** Request **
Leave out the pictures and repeat everything else in the records exactly.

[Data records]
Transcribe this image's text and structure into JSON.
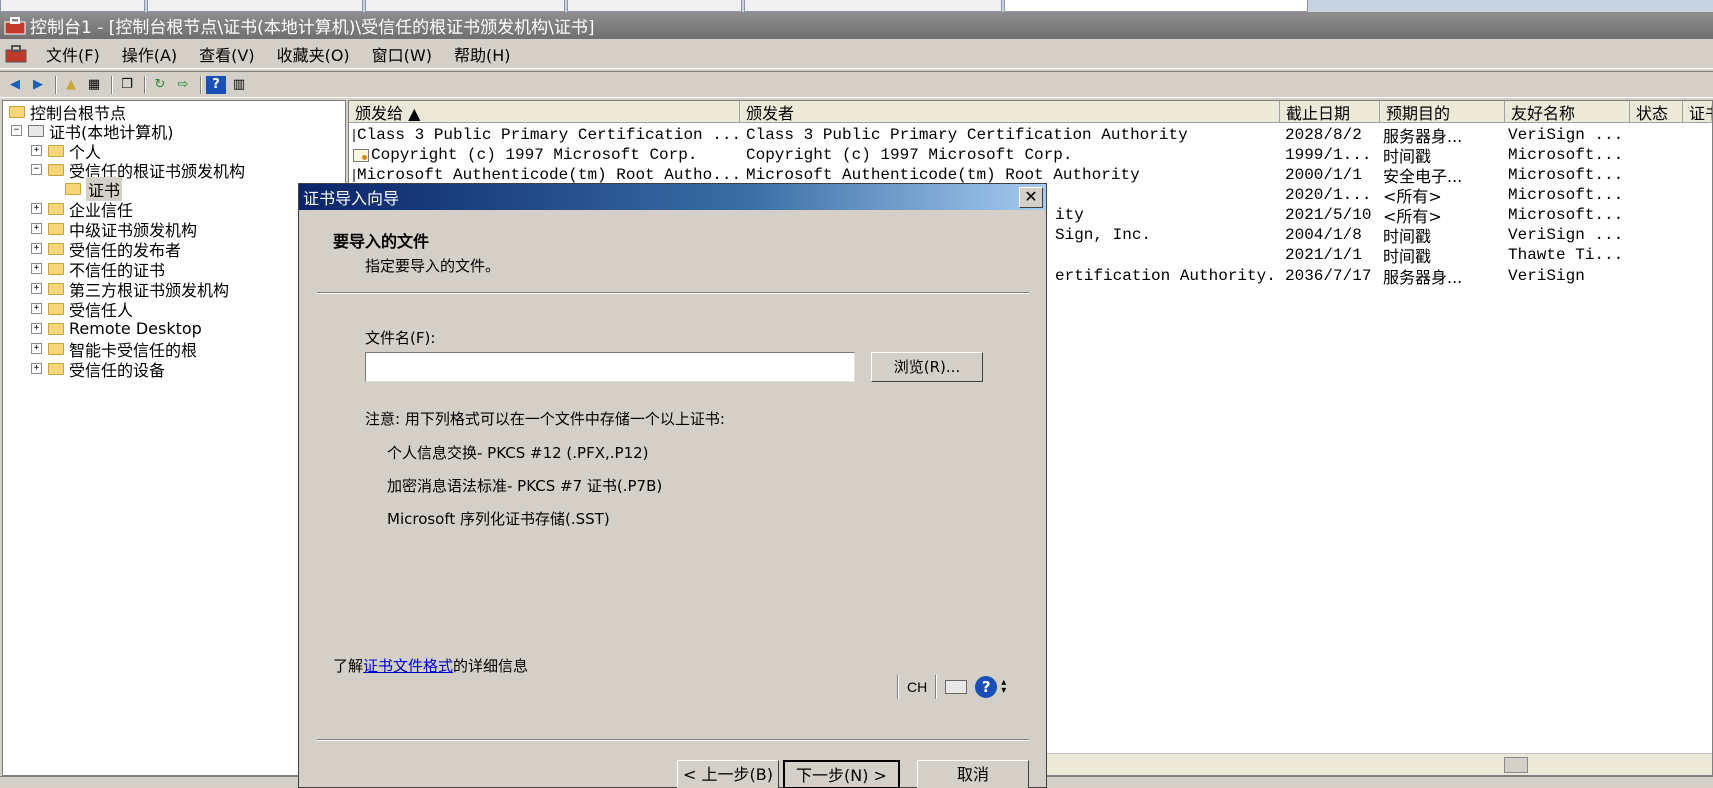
{
  "window": {
    "title": "控制台1 - [控制台根节点\\证书(本地计算机)\\受信任的根证书颁发机构\\证书]"
  },
  "menu": [
    "文件(F)",
    "操作(A)",
    "查看(V)",
    "收藏夹(O)",
    "窗口(W)",
    "帮助(H)"
  ],
  "tree": [
    {
      "label": "控制台根节点",
      "level": 0,
      "expander": "",
      "icon": "folder"
    },
    {
      "label": "证书(本地计算机)",
      "level": 1,
      "expander": "−",
      "icon": "cert-store"
    },
    {
      "label": "个人",
      "level": 2,
      "expander": "+",
      "icon": "folder"
    },
    {
      "label": "受信任的根证书颁发机构",
      "level": 2,
      "expander": "−",
      "icon": "folder"
    },
    {
      "label": "证书",
      "level": 3,
      "expander": "",
      "icon": "folder",
      "selected": true
    },
    {
      "label": "企业信任",
      "level": 2,
      "expander": "+",
      "icon": "folder"
    },
    {
      "label": "中级证书颁发机构",
      "level": 2,
      "expander": "+",
      "icon": "folder"
    },
    {
      "label": "受信任的发布者",
      "level": 2,
      "expander": "+",
      "icon": "folder"
    },
    {
      "label": "不信任的证书",
      "level": 2,
      "expander": "+",
      "icon": "folder"
    },
    {
      "label": "第三方根证书颁发机构",
      "level": 2,
      "expander": "+",
      "icon": "folder"
    },
    {
      "label": "受信任人",
      "level": 2,
      "expander": "+",
      "icon": "folder"
    },
    {
      "label": "Remote Desktop",
      "level": 2,
      "expander": "+",
      "icon": "folder"
    },
    {
      "label": "智能卡受信任的根",
      "level": 2,
      "expander": "+",
      "icon": "folder"
    },
    {
      "label": "受信任的设备",
      "level": 2,
      "expander": "+",
      "icon": "folder"
    }
  ],
  "columns": [
    "颁发给 ▲",
    "颁发者",
    "截止日期",
    "预期目的",
    "友好名称",
    "状态",
    "证书"
  ],
  "rows": [
    {
      "issued_to": "Class 3 Public Primary Certification ...",
      "issued_by": "Class 3 Public Primary Certification Authority",
      "expires": "2028/8/2",
      "purpose": "服务器身...",
      "friendly": "VeriSign ..."
    },
    {
      "issued_to": "Copyright (c) 1997 Microsoft Corp.",
      "issued_by": "Copyright (c) 1997 Microsoft Corp.",
      "expires": "1999/1...",
      "purpose": "时间戳",
      "friendly": "Microsoft..."
    },
    {
      "issued_to": "Microsoft Authenticode(tm) Root Autho...",
      "issued_by": "Microsoft Authenticode(tm) Root Authority",
      "expires": "2000/1/1",
      "purpose": "安全电子...",
      "friendly": "Microsoft..."
    },
    {
      "issued_to": "",
      "issued_by": "",
      "expires": "2020/1...",
      "purpose": "<所有>",
      "friendly": "Microsoft..."
    },
    {
      "issued_to": "",
      "issued_by": "ity",
      "expires": "2021/5/10",
      "purpose": "<所有>",
      "friendly": "Microsoft..."
    },
    {
      "issued_to": "",
      "issued_by": "Sign, Inc.",
      "expires": "2004/1/8",
      "purpose": "时间戳",
      "friendly": "VeriSign ..."
    },
    {
      "issued_to": "",
      "issued_by": "",
      "expires": "2021/1/1",
      "purpose": "时间戳",
      "friendly": "Thawte Ti..."
    },
    {
      "issued_to": "",
      "issued_by": "ertification Authority...",
      "expires": "2036/7/17",
      "purpose": "服务器身...",
      "friendly": "VeriSign"
    }
  ],
  "dialog": {
    "title": "证书导入向导",
    "heading": "要导入的文件",
    "subheading": "指定要导入的文件。",
    "file_label": "文件名(F):",
    "file_value": "",
    "browse": "浏览(R)...",
    "note": "注意: 用下列格式可以在一个文件中存储一个以上证书:",
    "formats": [
      "个人信息交换- PKCS #12 (.PFX,.P12)",
      "加密消息语法标准- PKCS #7 证书(.P7B)",
      "Microsoft 序列化证书存储(.SST)"
    ],
    "learn_prefix": "了解",
    "learn_link": "证书文件格式",
    "learn_suffix": "的详细信息",
    "lang": "CH",
    "back": "< 上一步(B)",
    "next": "下一步(N) >",
    "cancel": "取消"
  }
}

** Solved exercise **
Transcribe this image's text and structure into JSON.
{
  "window": {
    "title": "控制台1 - [控制台根节点\\证书(本地计算机)\\受信任的根证书颁发机构\\证书]"
  },
  "menu": [
    "文件(F)",
    "操作(A)",
    "查看(V)",
    "收藏夹(O)",
    "窗口(W)",
    "帮助(H)"
  ],
  "tree": [
    {
      "label": "控制台根节点",
      "level": 0,
      "expander": "",
      "icon": "folder"
    },
    {
      "label": "证书(本地计算机)",
      "level": 1,
      "expander": "−",
      "icon": "cert-store"
    },
    {
      "label": "个人",
      "level": 2,
      "expander": "+",
      "icon": "folder"
    },
    {
      "label": "受信任的根证书颁发机构",
      "level": 2,
      "expander": "−",
      "icon": "folder"
    },
    {
      "label": "证书",
      "level": 3,
      "expander": "",
      "icon": "folder",
      "selected": true
    },
    {
      "label": "企业信任",
      "level": 2,
      "expander": "+",
      "icon": "folder"
    },
    {
      "label": "中级证书颁发机构",
      "level": 2,
      "expander": "+",
      "icon": "folder"
    },
    {
      "label": "受信任的发布者",
      "level": 2,
      "expander": "+",
      "icon": "folder"
    },
    {
      "label": "不信任的证书",
      "level": 2,
      "expander": "+",
      "icon": "folder"
    },
    {
      "label": "第三方根证书颁发机构",
      "level": 2,
      "expander": "+",
      "icon": "folder"
    },
    {
      "label": "受信任人",
      "level": 2,
      "expander": "+",
      "icon": "folder"
    },
    {
      "label": "Remote Desktop",
      "level": 2,
      "expander": "+",
      "icon": "folder"
    },
    {
      "label": "智能卡受信任的根",
      "level": 2,
      "expander": "+",
      "icon": "folder"
    },
    {
      "label": "受信任的设备",
      "level": 2,
      "expander": "+",
      "icon": "folder"
    }
  ],
  "columns": [
    "颁发给 ▲",
    "颁发者",
    "截止日期",
    "预期目的",
    "友好名称",
    "状态",
    "证书"
  ],
  "rows": [
    {
      "issued_to": "Class 3 Public Primary Certification ...",
      "issued_by": "Class 3 Public Primary Certification Authority",
      "expires": "2028/8/2",
      "purpose": "服务器身...",
      "friendly": "VeriSign ..."
    },
    {
      "issued_to": "Copyright (c) 1997 Microsoft Corp.",
      "issued_by": "Copyright (c) 1997 Microsoft Corp.",
      "expires": "1999/1...",
      "purpose": "时间戳",
      "friendly": "Microsoft..."
    },
    {
      "issued_to": "Microsoft Authenticode(tm) Root Autho...",
      "issued_by": "Microsoft Authenticode(tm) Root Authority",
      "expires": "2000/1/1",
      "purpose": "安全电子...",
      "friendly": "Microsoft..."
    },
    {
      "issued_to": "",
      "issued_by": "",
      "expires": "2020/1...",
      "purpose": "<所有>",
      "friendly": "Microsoft..."
    },
    {
      "issued_to": "",
      "issued_by": "ity",
      "expires": "2021/5/10",
      "purpose": "<所有>",
      "friendly": "Microsoft..."
    },
    {
      "issued_to": "",
      "issued_by": "Sign, Inc.",
      "expires": "2004/1/8",
      "purpose": "时间戳",
      "friendly": "VeriSign ..."
    },
    {
      "issued_to": "",
      "issued_by": "",
      "expires": "2021/1/1",
      "purpose": "时间戳",
      "friendly": "Thawte Ti..."
    },
    {
      "issued_to": "",
      "issued_by": "ertification Authority...",
      "expires": "2036/7/17",
      "purpose": "服务器身...",
      "friendly": "VeriSign"
    }
  ],
  "dialog": {
    "title": "证书导入向导",
    "heading": "要导入的文件",
    "subheading": "指定要导入的文件。",
    "file_label": "文件名(F):",
    "file_value": "",
    "browse": "浏览(R)...",
    "note": "注意: 用下列格式可以在一个文件中存储一个以上证书:",
    "formats": [
      "个人信息交换- PKCS #12 (.PFX,.P12)",
      "加密消息语法标准- PKCS #7 证书(.P7B)",
      "Microsoft 序列化证书存储(.SST)"
    ],
    "learn_prefix": "了解",
    "learn_link": "证书文件格式",
    "learn_suffix": "的详细信息",
    "lang": "CH",
    "back": "< 上一步(B)",
    "next": "下一步(N) >",
    "cancel": "取消"
  }
}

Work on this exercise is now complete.